Things to do:
A: Transcribe the Craigslist Joe review, starting at "is another one" and ending at "of Morgan Spurlock.".
B: Using the Craigslist Joe review, answer each question:
(i) How old is Joseph Garner?
(ii) For how many days does he try to survive on Craigslist contacts alone?
(iii) Whose charisma does the review say made Super Size Me fun?

Extract:
- - - - -
There is a growing belief that our lifestyle of pervasive technology is alienating us more than connecting us these days, the old Ted Kaczynski theory. In Craigslist Joe, 29-year-old Joseph Garner wants to test this theory and decides to go out into the world, armed with only his laptop, a cell phone (with no current contacts programmed in), his toothbrush and the clothes on his back, to see if he can survive through contacts made on Craigslist alone for 31 days.
is another one of these Gonzo documentaries which have been increasing in popularity since 2004’s Super Size Me—another filmic experiment driven by the propagation of easy filming and a seeming boredom with everyday life. The success of these kinds of films are in part reliant upon their protagonist, the gentleman (or lady) driving the story. Super Size Me wouldn’t have been half as fun without the easy charisma of Morgan Spurlock.
- - - - -
Provided material:
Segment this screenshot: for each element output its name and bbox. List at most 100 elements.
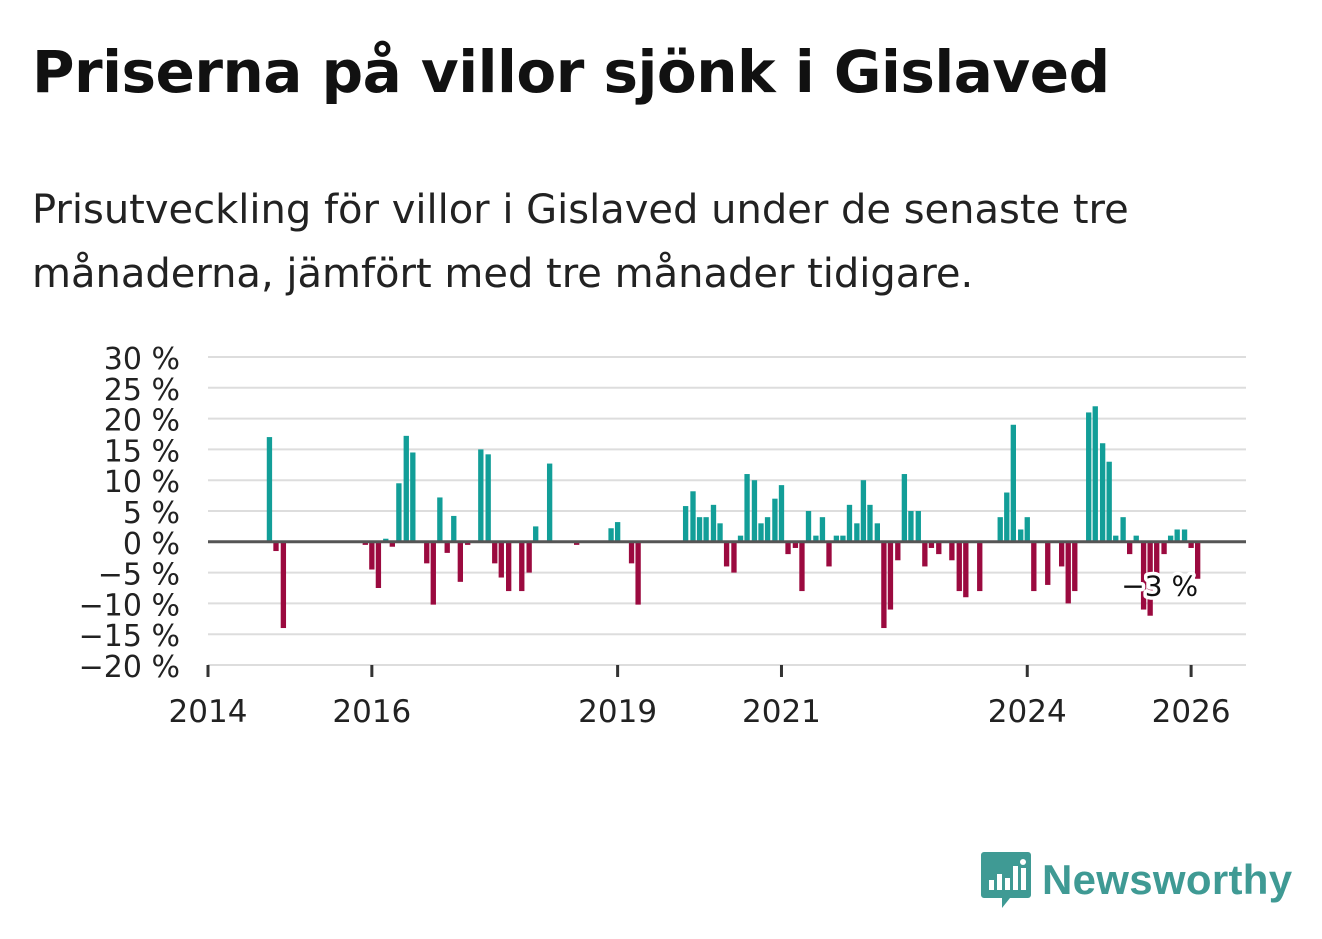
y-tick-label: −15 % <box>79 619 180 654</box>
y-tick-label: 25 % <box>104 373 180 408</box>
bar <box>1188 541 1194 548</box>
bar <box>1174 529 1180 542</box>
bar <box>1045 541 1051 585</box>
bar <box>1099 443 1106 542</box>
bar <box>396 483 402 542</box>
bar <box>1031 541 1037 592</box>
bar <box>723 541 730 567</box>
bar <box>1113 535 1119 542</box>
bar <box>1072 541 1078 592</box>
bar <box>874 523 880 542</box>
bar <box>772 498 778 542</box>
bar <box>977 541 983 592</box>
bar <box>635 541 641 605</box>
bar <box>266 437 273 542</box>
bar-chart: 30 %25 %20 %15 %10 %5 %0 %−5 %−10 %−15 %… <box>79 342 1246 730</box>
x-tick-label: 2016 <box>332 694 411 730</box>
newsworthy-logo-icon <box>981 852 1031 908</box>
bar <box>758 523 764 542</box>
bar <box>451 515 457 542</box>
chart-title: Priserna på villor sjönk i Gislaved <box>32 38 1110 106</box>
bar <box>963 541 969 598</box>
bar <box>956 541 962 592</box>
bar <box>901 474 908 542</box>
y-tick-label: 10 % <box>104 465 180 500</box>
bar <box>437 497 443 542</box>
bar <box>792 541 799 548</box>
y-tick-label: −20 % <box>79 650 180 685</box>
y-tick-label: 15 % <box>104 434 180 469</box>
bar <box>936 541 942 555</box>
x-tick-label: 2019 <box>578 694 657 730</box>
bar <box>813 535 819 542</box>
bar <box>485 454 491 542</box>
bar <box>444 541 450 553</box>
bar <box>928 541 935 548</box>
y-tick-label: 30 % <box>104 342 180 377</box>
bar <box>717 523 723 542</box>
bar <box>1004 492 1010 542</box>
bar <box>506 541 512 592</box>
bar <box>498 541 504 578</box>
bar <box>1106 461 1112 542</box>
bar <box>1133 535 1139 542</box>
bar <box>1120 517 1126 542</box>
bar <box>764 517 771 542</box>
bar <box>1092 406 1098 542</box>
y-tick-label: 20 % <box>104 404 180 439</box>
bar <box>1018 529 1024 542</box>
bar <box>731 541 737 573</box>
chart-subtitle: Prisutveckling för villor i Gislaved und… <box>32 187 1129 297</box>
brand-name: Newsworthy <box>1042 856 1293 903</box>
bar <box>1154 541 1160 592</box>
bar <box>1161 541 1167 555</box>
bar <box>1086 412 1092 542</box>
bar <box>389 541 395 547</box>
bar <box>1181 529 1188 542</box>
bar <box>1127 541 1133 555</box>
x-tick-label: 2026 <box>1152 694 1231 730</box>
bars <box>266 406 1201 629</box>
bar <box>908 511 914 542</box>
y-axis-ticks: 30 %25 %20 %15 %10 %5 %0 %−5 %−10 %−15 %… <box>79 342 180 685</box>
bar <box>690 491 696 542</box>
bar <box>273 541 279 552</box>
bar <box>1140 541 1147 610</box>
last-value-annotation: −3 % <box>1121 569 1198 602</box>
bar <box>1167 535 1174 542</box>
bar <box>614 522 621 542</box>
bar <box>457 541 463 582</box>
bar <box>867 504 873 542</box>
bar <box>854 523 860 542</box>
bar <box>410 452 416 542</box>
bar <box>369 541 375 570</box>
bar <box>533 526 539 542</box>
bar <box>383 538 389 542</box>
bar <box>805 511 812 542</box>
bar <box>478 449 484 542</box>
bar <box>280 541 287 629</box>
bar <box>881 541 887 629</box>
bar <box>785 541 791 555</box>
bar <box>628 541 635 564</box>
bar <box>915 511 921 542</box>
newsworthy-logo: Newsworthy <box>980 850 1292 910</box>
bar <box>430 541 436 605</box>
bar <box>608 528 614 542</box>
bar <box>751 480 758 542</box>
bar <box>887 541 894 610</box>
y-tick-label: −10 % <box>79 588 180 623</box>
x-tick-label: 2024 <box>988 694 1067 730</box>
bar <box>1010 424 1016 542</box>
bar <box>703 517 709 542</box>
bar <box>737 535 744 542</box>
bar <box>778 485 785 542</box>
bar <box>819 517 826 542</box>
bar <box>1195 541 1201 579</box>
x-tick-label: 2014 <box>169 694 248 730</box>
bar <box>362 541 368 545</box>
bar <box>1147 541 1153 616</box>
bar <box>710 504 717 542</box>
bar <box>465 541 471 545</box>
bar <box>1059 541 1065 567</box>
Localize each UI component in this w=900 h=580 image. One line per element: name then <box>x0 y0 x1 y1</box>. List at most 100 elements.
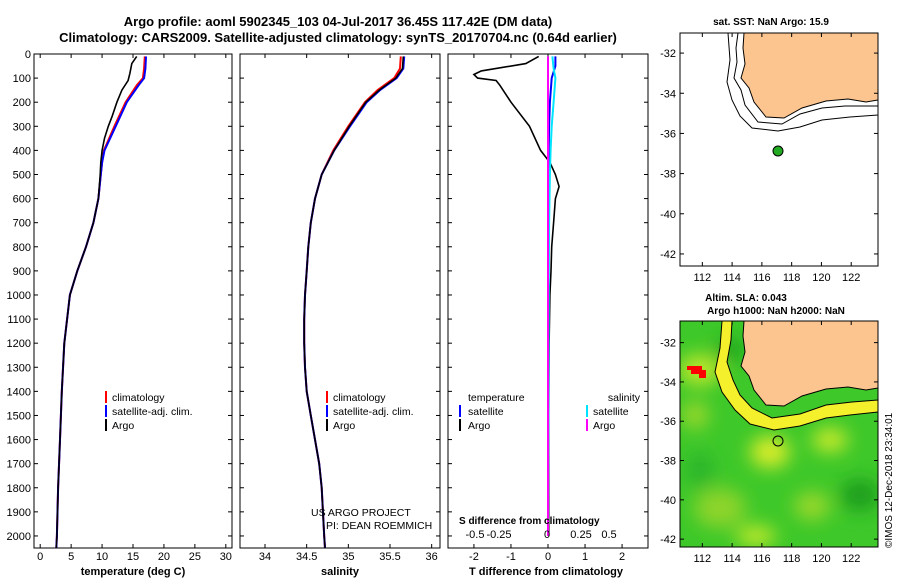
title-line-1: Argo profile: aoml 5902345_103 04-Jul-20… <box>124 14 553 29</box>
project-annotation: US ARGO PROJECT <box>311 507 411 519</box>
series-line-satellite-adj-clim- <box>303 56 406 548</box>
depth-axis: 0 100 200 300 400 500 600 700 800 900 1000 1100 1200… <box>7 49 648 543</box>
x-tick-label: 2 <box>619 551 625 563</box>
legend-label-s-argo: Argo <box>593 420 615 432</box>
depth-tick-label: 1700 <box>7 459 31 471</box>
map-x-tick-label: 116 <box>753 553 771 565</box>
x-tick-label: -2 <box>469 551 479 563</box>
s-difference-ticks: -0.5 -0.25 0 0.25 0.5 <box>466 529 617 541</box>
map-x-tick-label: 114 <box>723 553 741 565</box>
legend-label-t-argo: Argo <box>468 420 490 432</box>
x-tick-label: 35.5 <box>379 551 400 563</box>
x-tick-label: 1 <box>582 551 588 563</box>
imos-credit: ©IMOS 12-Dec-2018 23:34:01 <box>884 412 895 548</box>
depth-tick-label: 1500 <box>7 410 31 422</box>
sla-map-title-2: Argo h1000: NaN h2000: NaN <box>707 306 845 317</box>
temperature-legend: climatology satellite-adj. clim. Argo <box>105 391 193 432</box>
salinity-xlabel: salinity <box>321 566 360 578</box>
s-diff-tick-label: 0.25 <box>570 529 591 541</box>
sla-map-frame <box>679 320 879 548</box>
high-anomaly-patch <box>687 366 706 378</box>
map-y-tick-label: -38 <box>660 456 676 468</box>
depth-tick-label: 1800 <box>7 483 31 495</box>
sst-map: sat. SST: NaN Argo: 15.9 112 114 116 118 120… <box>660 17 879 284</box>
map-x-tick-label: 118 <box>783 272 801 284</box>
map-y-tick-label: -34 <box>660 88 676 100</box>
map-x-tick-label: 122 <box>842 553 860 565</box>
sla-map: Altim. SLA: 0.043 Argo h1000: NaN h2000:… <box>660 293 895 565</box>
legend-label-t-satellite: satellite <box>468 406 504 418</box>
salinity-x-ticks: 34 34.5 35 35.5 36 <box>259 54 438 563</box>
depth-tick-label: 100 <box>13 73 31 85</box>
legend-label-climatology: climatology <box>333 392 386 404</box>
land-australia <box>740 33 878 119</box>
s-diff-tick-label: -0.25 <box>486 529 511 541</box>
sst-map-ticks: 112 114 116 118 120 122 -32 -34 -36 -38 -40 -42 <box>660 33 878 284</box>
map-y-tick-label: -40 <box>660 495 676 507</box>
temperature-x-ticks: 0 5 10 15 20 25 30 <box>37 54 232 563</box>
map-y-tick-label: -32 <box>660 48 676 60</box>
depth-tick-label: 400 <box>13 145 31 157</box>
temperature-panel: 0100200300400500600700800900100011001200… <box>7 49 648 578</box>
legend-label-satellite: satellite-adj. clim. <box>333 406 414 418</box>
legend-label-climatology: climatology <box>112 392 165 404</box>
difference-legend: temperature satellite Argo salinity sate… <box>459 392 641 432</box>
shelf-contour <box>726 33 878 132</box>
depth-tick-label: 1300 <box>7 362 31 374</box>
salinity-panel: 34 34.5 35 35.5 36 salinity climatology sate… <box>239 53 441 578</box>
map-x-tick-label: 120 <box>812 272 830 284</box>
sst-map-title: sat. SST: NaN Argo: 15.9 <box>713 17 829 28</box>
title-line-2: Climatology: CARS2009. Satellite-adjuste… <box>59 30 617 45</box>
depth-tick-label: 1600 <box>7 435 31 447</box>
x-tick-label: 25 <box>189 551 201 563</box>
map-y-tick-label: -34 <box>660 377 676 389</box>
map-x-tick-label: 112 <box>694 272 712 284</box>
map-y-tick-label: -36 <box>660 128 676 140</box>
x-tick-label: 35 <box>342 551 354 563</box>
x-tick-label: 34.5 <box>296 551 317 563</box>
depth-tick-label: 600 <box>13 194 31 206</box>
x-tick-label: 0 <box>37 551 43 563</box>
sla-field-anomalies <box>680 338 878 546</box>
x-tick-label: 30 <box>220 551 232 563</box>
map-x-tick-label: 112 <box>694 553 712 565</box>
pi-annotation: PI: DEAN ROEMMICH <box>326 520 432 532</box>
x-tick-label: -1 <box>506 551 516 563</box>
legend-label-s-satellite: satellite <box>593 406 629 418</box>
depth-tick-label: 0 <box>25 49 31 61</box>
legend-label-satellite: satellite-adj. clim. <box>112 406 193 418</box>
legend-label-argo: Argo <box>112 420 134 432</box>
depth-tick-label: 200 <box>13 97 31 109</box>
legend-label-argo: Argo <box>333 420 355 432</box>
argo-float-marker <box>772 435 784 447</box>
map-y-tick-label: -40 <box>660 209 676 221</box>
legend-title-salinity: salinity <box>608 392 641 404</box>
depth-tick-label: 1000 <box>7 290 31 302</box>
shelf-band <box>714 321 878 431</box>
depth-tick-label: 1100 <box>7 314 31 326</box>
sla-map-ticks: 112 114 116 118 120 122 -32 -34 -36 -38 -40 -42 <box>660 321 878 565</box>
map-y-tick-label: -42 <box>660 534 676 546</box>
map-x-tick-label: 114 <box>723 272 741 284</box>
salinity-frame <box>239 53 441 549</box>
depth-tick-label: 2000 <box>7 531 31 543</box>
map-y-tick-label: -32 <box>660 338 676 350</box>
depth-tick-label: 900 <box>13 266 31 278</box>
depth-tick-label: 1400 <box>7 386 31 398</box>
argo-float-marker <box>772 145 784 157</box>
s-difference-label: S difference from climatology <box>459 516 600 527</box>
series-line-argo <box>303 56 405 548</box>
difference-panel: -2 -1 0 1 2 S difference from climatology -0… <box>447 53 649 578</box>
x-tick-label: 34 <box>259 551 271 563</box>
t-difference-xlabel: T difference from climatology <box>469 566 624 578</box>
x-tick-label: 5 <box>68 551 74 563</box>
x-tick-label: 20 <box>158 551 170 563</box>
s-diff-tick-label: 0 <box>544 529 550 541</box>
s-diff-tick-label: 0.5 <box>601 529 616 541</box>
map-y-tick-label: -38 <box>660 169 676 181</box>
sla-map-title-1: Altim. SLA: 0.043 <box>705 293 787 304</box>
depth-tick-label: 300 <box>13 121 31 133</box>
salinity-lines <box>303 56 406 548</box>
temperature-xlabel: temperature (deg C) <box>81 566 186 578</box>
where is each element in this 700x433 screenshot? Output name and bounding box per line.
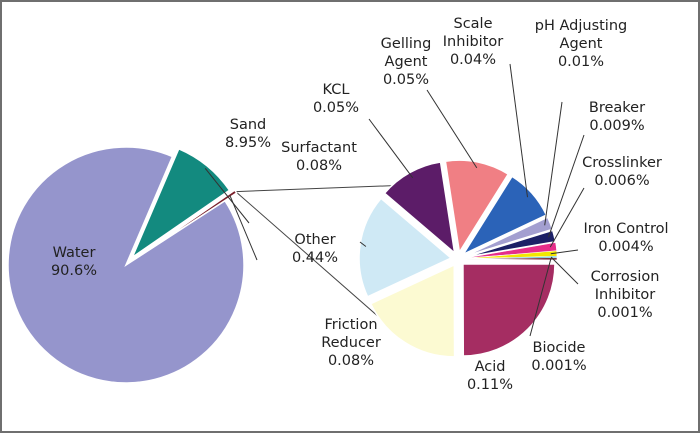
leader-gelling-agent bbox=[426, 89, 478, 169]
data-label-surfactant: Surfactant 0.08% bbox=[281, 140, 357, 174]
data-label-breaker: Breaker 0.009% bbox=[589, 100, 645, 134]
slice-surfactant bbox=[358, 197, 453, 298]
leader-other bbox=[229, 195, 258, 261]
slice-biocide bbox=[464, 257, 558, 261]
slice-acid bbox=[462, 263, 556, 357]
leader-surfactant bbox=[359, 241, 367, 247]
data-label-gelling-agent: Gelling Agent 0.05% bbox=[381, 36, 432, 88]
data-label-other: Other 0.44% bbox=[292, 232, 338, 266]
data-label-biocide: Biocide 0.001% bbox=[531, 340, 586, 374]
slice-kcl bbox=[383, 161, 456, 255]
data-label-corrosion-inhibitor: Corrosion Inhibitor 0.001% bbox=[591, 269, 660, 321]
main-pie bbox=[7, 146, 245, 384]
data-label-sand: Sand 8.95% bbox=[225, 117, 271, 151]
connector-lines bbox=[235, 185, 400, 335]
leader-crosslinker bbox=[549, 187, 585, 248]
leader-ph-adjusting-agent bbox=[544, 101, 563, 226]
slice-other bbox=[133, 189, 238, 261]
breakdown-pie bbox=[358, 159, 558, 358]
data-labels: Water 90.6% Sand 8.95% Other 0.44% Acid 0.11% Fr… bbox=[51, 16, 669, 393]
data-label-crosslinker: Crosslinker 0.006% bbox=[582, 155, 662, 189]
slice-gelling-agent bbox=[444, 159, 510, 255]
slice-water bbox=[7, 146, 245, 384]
- - - - -
Outputs in order:
A:
is another one of these Gonzo documentaries which have been increasing in popularity since 2004’s Super Size Me—another filmic experiment driven by the propagation of easy filming and a seeming boredom with everyday life. The success of these kinds of films are in part reliant upon their protagonist, the gentleman (or lady) driving the story. Super Size Me wouldn’t have been half as fun without the easy charisma of Morgan Spurlock.

B:
(i) 29
(ii) 31 days
(iii) Morgan Spurlock's